_Texte extrait_
Sur le tournage de… « Des gens bien »

Belgique, Brabant Wallon, 10 août 2021. Cela fait déjà 9 semaines que l’équipe de tournage de Des gens bien s’active un peu partout en Belgique pour mettre en boîte les 6 épisodes de la nouvelle série des créateurs de La Trêve, Matthieu Donck, Benjamin d’Aoust et Stéphane Bergmans. Après des semaines de grisaille et de solides intempéries, le soleil pointe à nouveau son nez sur le set, installé dans une usine dans le coin de Ittre, où ont été reconstitués un petit commissariat belge, ET une modeste gendarmerie française. Et pour cause, la série se passe dans le Sud de la Belgique, à la frontière belgo-française.

L’ambiance, réchauffée par le soleil, est décontractée. Le tournage s’achèvera en fin de soirée, et on rencontre l’équipe lors de la pause déjeuner, en milieu d’après-midi. Il ne reste plus que quelques jours de tournage pour cet été. Quelques scènes ont dû être reportées au mois de septembre, suite aux inondations du mois de juillet, qui ont de fait modifié le plan de travail. « On a mis un peu de temps à comprendre l’ampleur de la situation, comme tout le monde je crois, nous explique Matthieu Donck. Sur un tournage, on est vite contrarié par le moindre changement de programme, mais là on s’est quand même posé la question de notre légitimité face à l’effroyable situation que vivaient certains. Et puis finalement, on s’est dit que notre job à nous, c’était de raconter des histoires, et qu’on en aura toujours besoin, aujourd’hui ou demain. »

_Consigne_
Reprenez le reportage sur le tournage de la série « Des gens bien » juste après la dernière phrase reproduite ci-dessus.

_Données fournies_
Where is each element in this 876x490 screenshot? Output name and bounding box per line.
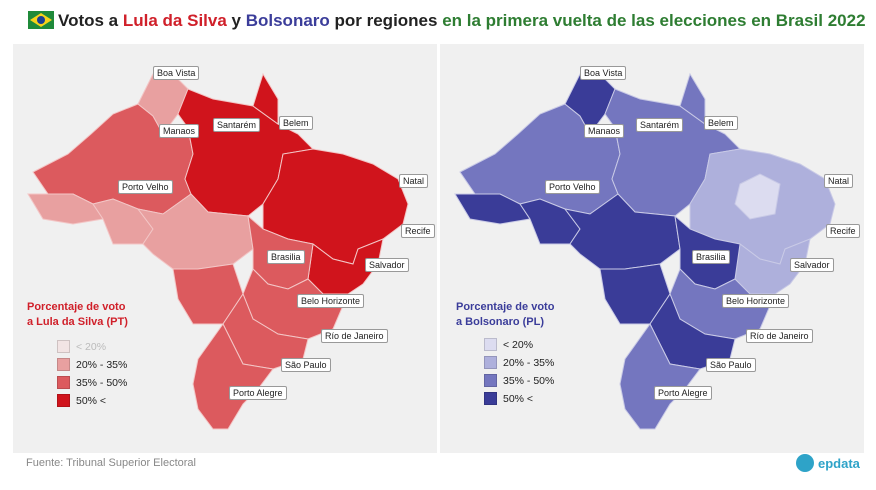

_Résultat obtenu_
On demande alors si cette météo particulièrement pluvieuse, voire automnale n’a pas eu trop de répercussions sur la série telle qu’elle avait été écrite. On imagine bien qu’un tournage en été appelle un peu de chaleur à l’écran… « Effectivement, dans le script, l’histoire se passe en pleine canicule. On a dû un peu ruser, intégrer quelques plans de ciel qui se couvre pour être raccord, inventer des micro-climats, mais heureusement, le soleil était présent pour les quelques séquences où il était indispensable, confirme Stéphane Bergmans. »

Le décor est donc posé. Nous sommes à la frontière belgo-française, un été de canicule. Mais qui sont ces Gens bien?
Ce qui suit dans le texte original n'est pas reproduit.